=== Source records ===
'''
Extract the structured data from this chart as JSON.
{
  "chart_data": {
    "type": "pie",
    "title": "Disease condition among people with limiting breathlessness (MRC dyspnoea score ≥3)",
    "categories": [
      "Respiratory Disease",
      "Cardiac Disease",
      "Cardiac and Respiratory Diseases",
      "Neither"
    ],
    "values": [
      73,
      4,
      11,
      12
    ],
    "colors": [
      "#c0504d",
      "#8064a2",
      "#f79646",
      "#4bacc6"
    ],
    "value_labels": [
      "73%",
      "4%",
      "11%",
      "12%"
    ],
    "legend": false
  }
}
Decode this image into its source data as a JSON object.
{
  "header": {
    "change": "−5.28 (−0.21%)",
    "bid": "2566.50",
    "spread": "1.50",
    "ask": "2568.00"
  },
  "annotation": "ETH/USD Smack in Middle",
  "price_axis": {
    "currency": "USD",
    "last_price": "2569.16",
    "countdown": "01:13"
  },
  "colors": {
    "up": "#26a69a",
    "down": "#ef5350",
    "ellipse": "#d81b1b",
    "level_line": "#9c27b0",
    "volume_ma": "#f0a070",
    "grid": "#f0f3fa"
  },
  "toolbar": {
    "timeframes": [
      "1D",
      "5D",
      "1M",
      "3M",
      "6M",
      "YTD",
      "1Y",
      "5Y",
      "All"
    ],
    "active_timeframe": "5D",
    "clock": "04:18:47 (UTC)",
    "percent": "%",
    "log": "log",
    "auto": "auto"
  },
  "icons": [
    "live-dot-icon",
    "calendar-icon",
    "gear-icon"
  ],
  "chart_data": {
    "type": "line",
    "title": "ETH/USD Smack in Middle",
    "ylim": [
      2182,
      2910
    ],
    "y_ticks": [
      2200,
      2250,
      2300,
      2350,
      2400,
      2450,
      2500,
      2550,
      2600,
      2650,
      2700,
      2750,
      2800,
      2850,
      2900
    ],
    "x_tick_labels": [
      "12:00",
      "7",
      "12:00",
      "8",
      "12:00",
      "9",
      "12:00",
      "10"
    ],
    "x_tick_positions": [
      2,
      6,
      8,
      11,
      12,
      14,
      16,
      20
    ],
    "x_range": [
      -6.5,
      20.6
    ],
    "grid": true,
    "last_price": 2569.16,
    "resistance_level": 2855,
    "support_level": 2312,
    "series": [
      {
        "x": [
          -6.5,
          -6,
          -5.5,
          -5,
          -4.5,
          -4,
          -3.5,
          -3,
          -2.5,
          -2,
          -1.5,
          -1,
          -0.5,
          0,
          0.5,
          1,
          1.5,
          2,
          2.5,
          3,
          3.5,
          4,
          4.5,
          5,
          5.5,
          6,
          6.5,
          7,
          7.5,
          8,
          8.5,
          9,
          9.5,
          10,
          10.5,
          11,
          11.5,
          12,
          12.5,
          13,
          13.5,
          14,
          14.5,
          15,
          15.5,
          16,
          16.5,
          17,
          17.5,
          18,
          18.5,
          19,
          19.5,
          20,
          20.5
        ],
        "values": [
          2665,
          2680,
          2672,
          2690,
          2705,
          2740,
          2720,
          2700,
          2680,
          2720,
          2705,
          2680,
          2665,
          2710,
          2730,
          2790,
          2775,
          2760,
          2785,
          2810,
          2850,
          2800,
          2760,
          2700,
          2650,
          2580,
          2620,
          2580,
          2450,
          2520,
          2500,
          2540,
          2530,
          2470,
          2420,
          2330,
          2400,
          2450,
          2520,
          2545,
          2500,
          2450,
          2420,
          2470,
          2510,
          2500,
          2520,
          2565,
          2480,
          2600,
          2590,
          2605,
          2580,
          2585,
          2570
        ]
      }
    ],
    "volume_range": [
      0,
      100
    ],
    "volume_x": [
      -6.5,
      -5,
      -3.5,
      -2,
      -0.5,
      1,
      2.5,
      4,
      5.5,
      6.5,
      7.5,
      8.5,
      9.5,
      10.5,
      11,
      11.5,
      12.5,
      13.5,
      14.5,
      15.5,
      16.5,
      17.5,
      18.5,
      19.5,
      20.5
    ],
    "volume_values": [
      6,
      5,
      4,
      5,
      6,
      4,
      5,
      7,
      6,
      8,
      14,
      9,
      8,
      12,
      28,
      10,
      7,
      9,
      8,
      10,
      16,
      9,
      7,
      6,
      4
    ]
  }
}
'''
=== Written request ===
Please quote the records above exactly, without skipping a line.

=== Reply ===
Extract the structured data from this chart as JSON.
{
  "chart_data": {
    "type": "pie",
    "title": "Disease condition among people with limiting breathlessness (MRC dyspnoea score ≥3)",
    "categories": [
      "Respiratory Disease",
      "Cardiac Disease",
      "Cardiac and Respiratory Diseases",
      "Neither"
    ],
    "values": [
      73,
      4,
      11,
      12
    ],
    "colors": [
      "#c0504d",
      "#8064a2",
      "#f79646",
      "#4bacc6"
    ],
    "value_labels": [
      "73%",
      "4%",
      "11%",
      "12%"
    ],
    "legend": false
  }
}
Decode this image into its source data as a JSON object.
{
  "header": {
    "change": "−5.28 (−0.21%)",
    "bid": "2566.50",
    "spread": "1.50",
    "ask": "2568.00"
  },
  "annotation": "ETH/USD Smack in Middle",
  "price_axis": {
    "currency": "USD",
    "last_price": "2569.16",
    "countdown": "01:13"
  },
  "colors": {
    "up": "#26a69a",
    "down": "#ef5350",
    "ellipse": "#d81b1b",
    "level_line": "#9c27b0",
    "volume_ma": "#f0a070",
    "grid": "#f0f3fa"
  },
  "toolbar": {
    "timeframes": [
      "1D",
      "5D",
      "1M",
      "3M",
      "6M",
      "YTD",
      "1Y",
      "5Y",
      "All"
    ],
    "active_timeframe": "5D",
    "clock": "04:18:47 (UTC)",
    "percent": "%",
    "log": "log",
    "auto": "auto"
  },
  "icons": [
    "live-dot-icon",
    "calendar-icon",
    "gear-icon"
  ],
  "chart_data": {
    "type": "line",
    "title": "ETH/USD Smack in Middle",
    "ylim": [
      2182,
      2910
    ],
    "y_ticks": [
      2200,
      2250,
      2300,
      2350,
      2400,
      2450,
      2500,
      2550,
      2600,
      2650,
      2700,
      2750,
      2800,
      2850,
      2900
    ],
    "x_tick_labels": [
      "12:00",
      "7",
      "12:00",
      "8",
      "12:00",
      "9",
      "12:00",
      "10"
    ],
    "x_tick_positions": [
      2,
      6,
      8,
      11,
      12,
      14,
      16,
      20
    ],
    "x_range": [
      -6.5,
      20.6
    ],
    "grid": true,
    "last_price": 2569.16,
    "resistance_level": 2855,
    "support_level": 2312,
    "series": [
      {
        "x": [
          -6.5,
          -6,
          -5.5,
          -5,
          -4.5,
          -4,
          -3.5,
          -3,
          -2.5,
          -2,
          -1.5,
          -1,
          -0.5,
          0,
          0.5,
          1,
          1.5,
          2,
          2.5,
          3,
          3.5,
          4,
          4.5,
          5,
          5.5,
          6,
          6.5,
          7,
          7.5,
          8,
          8.5,
          9,
          9.5,
          10,
          10.5,
          11,
          11.5,
          12,
          12.5,
          13,
          13.5,
          14,
          14.5,
          15,
          15.5,
          16,
          16.5,
          17,
          17.5,
          18,
          18.5,
          19,
          19.5,
          20,
          20.5
        ],
        "values": [
          2665,
          2680,
          2672,
          2690,
          2705,
          2740,
          2720,
          2700,
          2680,
          2720,
          2705,
          2680,
          2665,
          2710,
          2730,
          2790,
          2775,
          2760,
          2785,
          2810,
          2850,
          2800,
          2760,
          2700,
          2650,
          2580,
          2620,
          2580,
          2450,
          2520,
          2500,
          2540,
          2530,
          2470,
          2420,
          2330,
          2400,
          2450,
          2520,
          2545,
          2500,
          2450,
          2420,
          2470,
          2510,
          2500,
          2520,
          2565,
          2480,
          2600,
          2590,
          2605,
          2580,
          2585,
          2570
        ]
      }
    ],
    "volume_range": [
      0,
      100
    ],
    "volume_x": [
      -6.5,
      -5,
      -3.5,
      -2,
      -0.5,
      1,
      2.5,
      4,
      5.5,
      6.5,
      7.5,
      8.5,
      9.5,
      10.5,
      11,
      11.5,
      12.5,
      13.5,
      14.5,
      15.5,
      16.5,
      17.5,
      18.5,
      19.5,
      20.5
    ],
    "volume_values": [
      6,
      5,
      4,
      5,
      6,
      4,
      5,
      7,
      6,
      8,
      14,
      9,
      8,
      12,
      28,
      10,
      7,
      9,
      8,
      10,
      16,
      9,
      7,
      6,
      4
    ]
  }
}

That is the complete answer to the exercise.